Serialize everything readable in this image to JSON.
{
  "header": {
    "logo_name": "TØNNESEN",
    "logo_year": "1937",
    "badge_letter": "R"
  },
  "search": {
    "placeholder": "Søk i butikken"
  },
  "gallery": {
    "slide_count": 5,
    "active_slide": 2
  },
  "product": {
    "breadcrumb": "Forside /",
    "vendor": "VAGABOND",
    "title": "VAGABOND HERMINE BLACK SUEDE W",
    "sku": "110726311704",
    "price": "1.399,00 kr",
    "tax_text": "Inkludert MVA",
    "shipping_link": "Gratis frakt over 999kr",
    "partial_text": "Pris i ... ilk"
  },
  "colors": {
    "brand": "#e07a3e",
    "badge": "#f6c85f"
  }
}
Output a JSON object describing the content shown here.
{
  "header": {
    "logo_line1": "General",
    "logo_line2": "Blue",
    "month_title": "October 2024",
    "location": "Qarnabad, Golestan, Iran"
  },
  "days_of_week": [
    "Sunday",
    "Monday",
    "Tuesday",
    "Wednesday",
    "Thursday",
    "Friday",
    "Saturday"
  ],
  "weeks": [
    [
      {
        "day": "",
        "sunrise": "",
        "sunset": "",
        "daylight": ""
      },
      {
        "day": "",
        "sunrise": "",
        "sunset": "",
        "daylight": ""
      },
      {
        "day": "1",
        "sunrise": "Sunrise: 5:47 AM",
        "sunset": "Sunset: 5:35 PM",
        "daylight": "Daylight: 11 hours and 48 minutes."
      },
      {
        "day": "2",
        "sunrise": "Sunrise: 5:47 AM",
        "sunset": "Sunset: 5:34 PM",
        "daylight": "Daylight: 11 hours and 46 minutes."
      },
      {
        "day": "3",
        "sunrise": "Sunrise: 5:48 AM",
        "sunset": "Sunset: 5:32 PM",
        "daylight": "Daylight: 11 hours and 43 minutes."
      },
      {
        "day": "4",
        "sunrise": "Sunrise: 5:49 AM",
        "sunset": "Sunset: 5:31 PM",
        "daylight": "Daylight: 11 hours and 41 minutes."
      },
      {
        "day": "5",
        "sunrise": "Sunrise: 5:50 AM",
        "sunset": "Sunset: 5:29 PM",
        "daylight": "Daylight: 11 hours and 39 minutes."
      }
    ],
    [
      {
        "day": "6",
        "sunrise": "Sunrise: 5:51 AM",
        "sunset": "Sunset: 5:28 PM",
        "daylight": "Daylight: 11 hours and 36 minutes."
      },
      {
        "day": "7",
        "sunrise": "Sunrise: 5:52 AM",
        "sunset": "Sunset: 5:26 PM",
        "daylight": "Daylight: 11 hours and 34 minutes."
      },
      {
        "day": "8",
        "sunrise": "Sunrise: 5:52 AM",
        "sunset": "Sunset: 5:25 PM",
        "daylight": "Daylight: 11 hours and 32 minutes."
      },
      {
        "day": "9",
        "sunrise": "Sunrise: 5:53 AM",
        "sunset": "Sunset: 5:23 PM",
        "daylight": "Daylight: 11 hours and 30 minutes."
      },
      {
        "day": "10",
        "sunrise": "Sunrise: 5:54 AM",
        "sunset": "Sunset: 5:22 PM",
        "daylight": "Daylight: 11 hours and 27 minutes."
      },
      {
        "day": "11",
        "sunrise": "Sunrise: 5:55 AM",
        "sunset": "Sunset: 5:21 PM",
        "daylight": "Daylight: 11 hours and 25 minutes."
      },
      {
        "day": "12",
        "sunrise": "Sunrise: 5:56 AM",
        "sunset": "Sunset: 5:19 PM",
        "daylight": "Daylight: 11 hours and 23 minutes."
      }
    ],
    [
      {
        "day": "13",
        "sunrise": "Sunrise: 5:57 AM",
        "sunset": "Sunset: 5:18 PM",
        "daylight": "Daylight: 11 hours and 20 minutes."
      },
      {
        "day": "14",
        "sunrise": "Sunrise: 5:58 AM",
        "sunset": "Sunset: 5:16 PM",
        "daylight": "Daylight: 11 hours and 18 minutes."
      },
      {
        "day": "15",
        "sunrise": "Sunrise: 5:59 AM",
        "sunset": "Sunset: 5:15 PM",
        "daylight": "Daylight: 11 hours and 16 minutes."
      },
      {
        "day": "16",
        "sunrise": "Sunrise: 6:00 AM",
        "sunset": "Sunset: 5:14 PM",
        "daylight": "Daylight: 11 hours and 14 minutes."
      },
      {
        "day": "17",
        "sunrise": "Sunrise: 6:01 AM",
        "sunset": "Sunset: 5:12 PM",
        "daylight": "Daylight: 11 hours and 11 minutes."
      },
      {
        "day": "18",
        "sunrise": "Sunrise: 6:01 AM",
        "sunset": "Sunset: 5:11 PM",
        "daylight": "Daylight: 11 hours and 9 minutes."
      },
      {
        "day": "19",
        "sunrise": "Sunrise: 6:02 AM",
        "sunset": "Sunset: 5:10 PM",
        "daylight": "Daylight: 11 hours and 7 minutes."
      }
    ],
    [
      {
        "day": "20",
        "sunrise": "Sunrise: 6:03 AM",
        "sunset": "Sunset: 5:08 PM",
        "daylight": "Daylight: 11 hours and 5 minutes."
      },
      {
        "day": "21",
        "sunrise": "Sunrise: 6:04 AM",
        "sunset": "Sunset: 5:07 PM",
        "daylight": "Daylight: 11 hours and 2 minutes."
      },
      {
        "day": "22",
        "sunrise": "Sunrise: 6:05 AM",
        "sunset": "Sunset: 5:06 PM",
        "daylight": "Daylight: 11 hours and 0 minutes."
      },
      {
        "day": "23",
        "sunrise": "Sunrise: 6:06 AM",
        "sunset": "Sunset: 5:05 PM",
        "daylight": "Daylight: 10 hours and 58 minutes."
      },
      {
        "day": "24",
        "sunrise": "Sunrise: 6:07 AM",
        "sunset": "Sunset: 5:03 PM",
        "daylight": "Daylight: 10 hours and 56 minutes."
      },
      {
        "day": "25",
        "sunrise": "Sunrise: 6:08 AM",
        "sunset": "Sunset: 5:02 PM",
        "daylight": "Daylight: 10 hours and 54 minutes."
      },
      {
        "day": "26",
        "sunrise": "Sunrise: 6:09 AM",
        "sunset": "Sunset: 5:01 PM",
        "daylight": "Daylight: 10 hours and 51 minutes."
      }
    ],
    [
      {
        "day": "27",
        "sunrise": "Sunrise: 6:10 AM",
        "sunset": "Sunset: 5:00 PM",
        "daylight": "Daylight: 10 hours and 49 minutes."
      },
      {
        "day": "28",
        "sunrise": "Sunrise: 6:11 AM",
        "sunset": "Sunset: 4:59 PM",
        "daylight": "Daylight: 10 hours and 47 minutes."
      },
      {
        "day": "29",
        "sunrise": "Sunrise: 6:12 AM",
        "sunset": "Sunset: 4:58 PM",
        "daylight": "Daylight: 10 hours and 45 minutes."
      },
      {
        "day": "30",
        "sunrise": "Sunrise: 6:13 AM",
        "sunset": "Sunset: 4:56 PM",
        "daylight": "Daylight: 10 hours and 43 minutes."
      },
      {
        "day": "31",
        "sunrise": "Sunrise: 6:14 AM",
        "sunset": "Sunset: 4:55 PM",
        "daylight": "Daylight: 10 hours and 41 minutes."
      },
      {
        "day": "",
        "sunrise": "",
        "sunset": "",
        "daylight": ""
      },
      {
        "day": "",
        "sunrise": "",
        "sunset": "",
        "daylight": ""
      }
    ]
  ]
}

+++

> **TASK INSTRUCTIONS**: Reproduce the material in full, with no word added or dropped.

> **WRITTEN REPLY**:
Serialize everything readable in this image to JSON.
{
  "header": {
    "logo_name": "TØNNESEN",
    "logo_year": "1937",
    "badge_letter": "R"
  },
  "search": {
    "placeholder": "Søk i butikken"
  },
  "gallery": {
    "slide_count": 5,
    "active_slide": 2
  },
  "product": {
    "breadcrumb": "Forside /",
    "vendor": "VAGABOND",
    "title": "VAGABOND HERMINE BLACK SUEDE W",
    "sku": "110726311704",
    "price": "1.399,00 kr",
    "tax_text": "Inkludert MVA",
    "shipping_link": "Gratis frakt over 999kr",
    "partial_text": "Pris i ... ilk"
  },
  "colors": {
    "brand": "#e07a3e",
    "badge": "#f6c85f"
  }
}
Output a JSON object describing the content shown here.
{
  "header": {
    "logo_line1": "General",
    "logo_line2": "Blue",
    "month_title": "October 2024",
    "location": "Qarnabad, Golestan, Iran"
  },
  "days_of_week": [
    "Sunday",
    "Monday",
    "Tuesday",
    "Wednesday",
    "Thursday",
    "Friday",
    "Saturday"
  ],
  "weeks": [
    [
      {
        "day": "",
        "sunrise": "",
        "sunset": "",
        "daylight": ""
      },
      {
        "day": "",
        "sunrise": "",
        "sunset": "",
        "daylight": ""
      },
      {
        "day": "1",
        "sunrise": "Sunrise: 5:47 AM",
        "sunset": "Sunset: 5:35 PM",
        "daylight": "Daylight: 11 hours and 48 minutes."
      },
      {
        "day": "2",
        "sunrise": "Sunrise: 5:47 AM",
        "sunset": "Sunset: 5:34 PM",
        "daylight": "Daylight: 11 hours and 46 minutes."
      },
      {
        "day": "3",
        "sunrise": "Sunrise: 5:48 AM",
        "sunset": "Sunset: 5:32 PM",
        "daylight": "Daylight: 11 hours and 43 minutes."
      },
      {
        "day": "4",
        "sunrise": "Sunrise: 5:49 AM",
        "sunset": "Sunset: 5:31 PM",
        "daylight": "Daylight: 11 hours and 41 minutes."
      },
      {
        "day": "5",
        "sunrise": "Sunrise: 5:50 AM",
        "sunset": "Sunset: 5:29 PM",
        "daylight": "Daylight: 11 hours and 39 minutes."
      }
    ],
    [
      {
        "day": "6",
        "sunrise": "Sunrise: 5:51 AM",
        "sunset": "Sunset: 5:28 PM",
        "daylight": "Daylight: 11 hours and 36 minutes."
      },
      {
        "day": "7",
        "sunrise": "Sunrise: 5:52 AM",
        "sunset": "Sunset: 5:26 PM",
        "daylight": "Daylight: 11 hours and 34 minutes."
      },
      {
        "day": "8",
        "sunrise": "Sunrise: 5:52 AM",
        "sunset": "Sunset: 5:25 PM",
        "daylight": "Daylight: 11 hours and 32 minutes."
      },
      {
        "day": "9",
        "sunrise": "Sunrise: 5:53 AM",
        "sunset": "Sunset: 5:23 PM",
        "daylight": "Daylight: 11 hours and 30 minutes."
      },
      {
        "day": "10",
        "sunrise": "Sunrise: 5:54 AM",
        "sunset": "Sunset: 5:22 PM",
        "daylight": "Daylight: 11 hours and 27 minutes."
      },
      {
        "day": "11",
        "sunrise": "Sunrise: 5:55 AM",
        "sunset": "Sunset: 5:21 PM",
        "daylight": "Daylight: 11 hours and 25 minutes."
      },
      {
        "day": "12",
        "sunrise": "Sunrise: 5:56 AM",
        "sunset": "Sunset: 5:19 PM",
        "daylight": "Daylight: 11 hours and 23 minutes."
      }
    ],
    [
      {
        "day": "13",
        "sunrise": "Sunrise: 5:57 AM",
        "sunset": "Sunset: 5:18 PM",
        "daylight": "Daylight: 11 hours and 20 minutes."
      },
      {
        "day": "14",
        "sunrise": "Sunrise: 5:58 AM",
        "sunset": "Sunset: 5:16 PM",
        "daylight": "Daylight: 11 hours and 18 minutes."
      },
      {
        "day": "15",
        "sunrise": "Sunrise: 5:59 AM",
        "sunset": "Sunset: 5:15 PM",
        "daylight": "Daylight: 11 hours and 16 minutes."
      },
      {
        "day": "16",
        "sunrise": "Sunrise: 6:00 AM",
        "sunset": "Sunset: 5:14 PM",
        "daylight": "Daylight: 11 hours and 14 minutes."
      },
      {
        "day": "17",
        "sunrise": "Sunrise: 6:01 AM",
        "sunset": "Sunset: 5:12 PM",
        "daylight": "Daylight: 11 hours and 11 minutes."
      },
      {
        "day": "18",
        "sunrise": "Sunrise: 6:01 AM",
        "sunset": "Sunset: 5:11 PM",
        "daylight": "Daylight: 11 hours and 9 minutes."
      },
      {
        "day": "19",
        "sunrise": "Sunrise: 6:02 AM",
        "sunset": "Sunset: 5:10 PM",
        "daylight": "Daylight: 11 hours and 7 minutes."
      }
    ],
    [
      {
        "day": "20",
        "sunrise": "Sunrise: 6:03 AM",
        "sunset": "Sunset: 5:08 PM",
        "daylight": "Daylight: 11 hours and 5 minutes."
      },
      {
        "day": "21",
        "sunrise": "Sunrise: 6:04 AM",
        "sunset": "Sunset: 5:07 PM",
        "daylight": "Daylight: 11 hours and 2 minutes."
      },
      {
        "day": "22",
        "sunrise": "Sunrise: 6:05 AM",
        "sunset": "Sunset: 5:06 PM",
        "daylight": "Daylight: 11 hours and 0 minutes."
      },
      {
        "day": "23",
        "sunrise": "Sunrise: 6:06 AM",
        "sunset": "Sunset: 5:05 PM",
        "daylight": "Daylight: 10 hours and 58 minutes."
      },
      {
        "day": "24",
        "sunrise": "Sunrise: 6:07 AM",
        "sunset": "Sunset: 5:03 PM",
        "daylight": "Daylight: 10 hours and 56 minutes."
      },
      {
        "day": "25",
        "sunrise": "Sunrise: 6:08 AM",
        "sunset": "Sunset: 5:02 PM",
        "daylight": "Daylight: 10 hours and 54 minutes."
      },
      {
        "day": "26",
        "sunrise": "Sunrise: 6:09 AM",
        "sunset": "Sunset: 5:01 PM",
        "daylight": "Daylight: 10 hours and 51 minutes."
      }
    ],
    [
      {
        "day": "27",
        "sunrise": "Sunrise: 6:10 AM",
        "sunset": "Sunset: 5:00 PM",
        "daylight": "Daylight: 10 hours and 49 minutes."
      },
      {
        "day": "28",
        "sunrise": "Sunrise: 6:11 AM",
        "sunset": "Sunset: 4:59 PM",
        "daylight": "Daylight: 10 hours and 47 minutes."
      },
      {
        "day": "29",
        "sunrise": "Sunrise: 6:12 AM",
        "sunset": "Sunset: 4:58 PM",
        "daylight": "Daylight: 10 hours and 45 minutes."
      },
      {
        "day": "30",
        "sunrise": "Sunrise: 6:13 AM",
        "sunset": "Sunset: 4:56 PM",
        "daylight": "Daylight: 10 hours and 43 minutes."
      },
      {
        "day": "31",
        "sunrise": "Sunrise: 6:14 AM",
        "sunset": "Sunset: 4:55 PM",
        "daylight": "Daylight: 10 hours and 41 minutes."
      },
      {
        "day": "",
        "sunrise": "",
        "sunset": "",
        "daylight": ""
      },
      {
        "day": "",
        "sunrise": "",
        "sunset": "",
        "daylight": ""
      }
    ]
  ]
}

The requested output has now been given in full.